> _Source data_
================
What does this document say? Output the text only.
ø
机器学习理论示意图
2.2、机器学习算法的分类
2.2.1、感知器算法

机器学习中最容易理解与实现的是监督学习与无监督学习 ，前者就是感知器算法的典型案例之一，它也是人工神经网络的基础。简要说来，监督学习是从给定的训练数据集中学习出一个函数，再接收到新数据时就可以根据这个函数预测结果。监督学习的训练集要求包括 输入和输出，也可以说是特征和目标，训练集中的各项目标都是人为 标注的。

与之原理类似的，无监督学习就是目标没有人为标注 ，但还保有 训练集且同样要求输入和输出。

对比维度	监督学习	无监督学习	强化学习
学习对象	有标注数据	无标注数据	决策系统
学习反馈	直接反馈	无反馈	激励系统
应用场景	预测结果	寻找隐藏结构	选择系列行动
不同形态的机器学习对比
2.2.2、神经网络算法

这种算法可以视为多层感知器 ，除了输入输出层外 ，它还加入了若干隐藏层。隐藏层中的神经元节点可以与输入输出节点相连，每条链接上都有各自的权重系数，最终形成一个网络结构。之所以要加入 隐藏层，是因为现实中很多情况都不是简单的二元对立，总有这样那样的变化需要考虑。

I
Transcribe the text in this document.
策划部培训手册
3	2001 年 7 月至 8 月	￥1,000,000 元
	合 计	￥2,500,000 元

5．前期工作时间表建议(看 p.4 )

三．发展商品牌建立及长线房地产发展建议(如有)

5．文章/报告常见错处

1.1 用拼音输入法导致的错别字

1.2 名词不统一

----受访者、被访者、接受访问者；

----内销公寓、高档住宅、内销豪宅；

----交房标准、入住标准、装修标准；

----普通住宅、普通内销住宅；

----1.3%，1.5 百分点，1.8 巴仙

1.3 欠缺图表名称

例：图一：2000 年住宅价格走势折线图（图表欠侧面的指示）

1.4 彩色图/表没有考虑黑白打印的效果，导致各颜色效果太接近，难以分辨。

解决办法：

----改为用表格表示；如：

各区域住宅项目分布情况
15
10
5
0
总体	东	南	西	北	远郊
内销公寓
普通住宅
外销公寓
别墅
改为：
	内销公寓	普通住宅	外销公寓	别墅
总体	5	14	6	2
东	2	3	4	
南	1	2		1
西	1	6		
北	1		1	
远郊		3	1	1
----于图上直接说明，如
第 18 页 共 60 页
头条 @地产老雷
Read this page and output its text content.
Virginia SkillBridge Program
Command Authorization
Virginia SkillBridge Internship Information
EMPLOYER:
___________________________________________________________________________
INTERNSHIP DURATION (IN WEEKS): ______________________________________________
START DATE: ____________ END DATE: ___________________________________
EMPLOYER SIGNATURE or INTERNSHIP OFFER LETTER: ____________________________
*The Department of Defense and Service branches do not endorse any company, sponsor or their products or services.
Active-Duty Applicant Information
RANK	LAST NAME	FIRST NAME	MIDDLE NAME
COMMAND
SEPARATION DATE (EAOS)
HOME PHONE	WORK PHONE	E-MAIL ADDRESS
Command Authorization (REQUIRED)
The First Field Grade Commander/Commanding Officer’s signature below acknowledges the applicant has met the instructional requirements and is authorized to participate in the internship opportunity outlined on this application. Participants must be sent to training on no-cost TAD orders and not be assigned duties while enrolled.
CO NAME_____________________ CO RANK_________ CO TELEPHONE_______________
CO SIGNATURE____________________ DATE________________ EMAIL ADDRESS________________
================
> _Short task_
Each line of the material should be echoed exactly.

> _Final result_
What does this document say? Output the text only.
ø
机器学习理论示意图
2.2、机器学习算法的分类
2.2.1、感知器算法

机器学习中最容易理解与实现的是监督学习与无监督学习 ，前者就是感知器算法的典型案例之一，它也是人工神经网络的基础。简要说来，监督学习是从给定的训练数据集中学习出一个函数，再接收到新数据时就可以根据这个函数预测结果。监督学习的训练集要求包括 输入和输出，也可以说是特征和目标，训练集中的各项目标都是人为 标注的。

与之原理类似的，无监督学习就是目标没有人为标注 ，但还保有 训练集且同样要求输入和输出。

对比维度	监督学习	无监督学习	强化学习
学习对象	有标注数据	无标注数据	决策系统
学习反馈	直接反馈	无反馈	激励系统
应用场景	预测结果	寻找隐藏结构	选择系列行动
不同形态的机器学习对比
2.2.2、神经网络算法

这种算法可以视为多层感知器 ，除了输入输出层外 ，它还加入了若干隐藏层。隐藏层中的神经元节点可以与输入输出节点相连，每条链接上都有各自的权重系数，最终形成一个网络结构。之所以要加入 隐藏层，是因为现实中很多情况都不是简单的二元对立，总有这样那样的变化需要考虑。

I
Transcribe the text in this document.
策划部培训手册
3	2001 年 7 月至 8 月	￥1,000,000 元
	合 计	￥2,500,000 元

5．前期工作时间表建议(看 p.4 )

三．发展商品牌建立及长线房地产发展建议(如有)

5．文章/报告常见错处

1.1 用拼音输入法导致的错别字

1.2 名词不统一

----受访者、被访者、接受访问者；

----内销公寓、高档住宅、内销豪宅；

----交房标准、入住标准、装修标准；

----普通住宅、普通内销住宅；

----1.3%，1.5 百分点，1.8 巴仙

1.3 欠缺图表名称

例：图一：2000 年住宅价格走势折线图（图表欠侧面的指示）

1.4 彩色图/表没有考虑黑白打印的效果，导致各颜色效果太接近，难以分辨。

解决办法：

----改为用表格表示；如：

各区域住宅项目分布情况
15
10
5
0
总体	东	南	西	北	远郊
内销公寓
普通住宅
外销公寓
别墅
改为：
	内销公寓	普通住宅	外销公寓	别墅
总体	5	14	6	2
东	2	3	4	
南	1	2		1
西	1	6		
北	1		1	
远郊		3	1	1
----于图上直接说明，如
第 18 页 共 60 页
头条 @地产老雷
Read this page and output its text content.
Virginia SkillBridge Program
Command Authorization
Virginia SkillBridge Internship Information
EMPLOYER:
___________________________________________________________________________
INTERNSHIP DURATION (IN WEEKS): ______________________________________________
START DATE: ____________ END DATE: ___________________________________
EMPLOYER SIGNATURE or INTERNSHIP OFFER LETTER: ____________________________
*The Department of Defense and Service branches do not endorse any company, sponsor or their products or services.
Active-Duty Applicant Information
RANK	LAST NAME	FIRST NAME	MIDDLE NAME
COMMAND
SEPARATION DATE (EAOS)
HOME PHONE	WORK PHONE	E-MAIL ADDRESS
Command Authorization (REQUIRED)
The First Field Grade Commander/Commanding Officer’s signature below acknowledges the applicant has met the instructional requirements and is authorized to participate in the internship opportunity outlined on this application. Participants must be sent to training on no-cost TAD orders and not be assigned duties while enrolled.
CO NAME_____________________ CO RANK_________ CO TELEPHONE_______________
CO SIGNATURE____________________ DATE________________ EMAIL ADDRESS________________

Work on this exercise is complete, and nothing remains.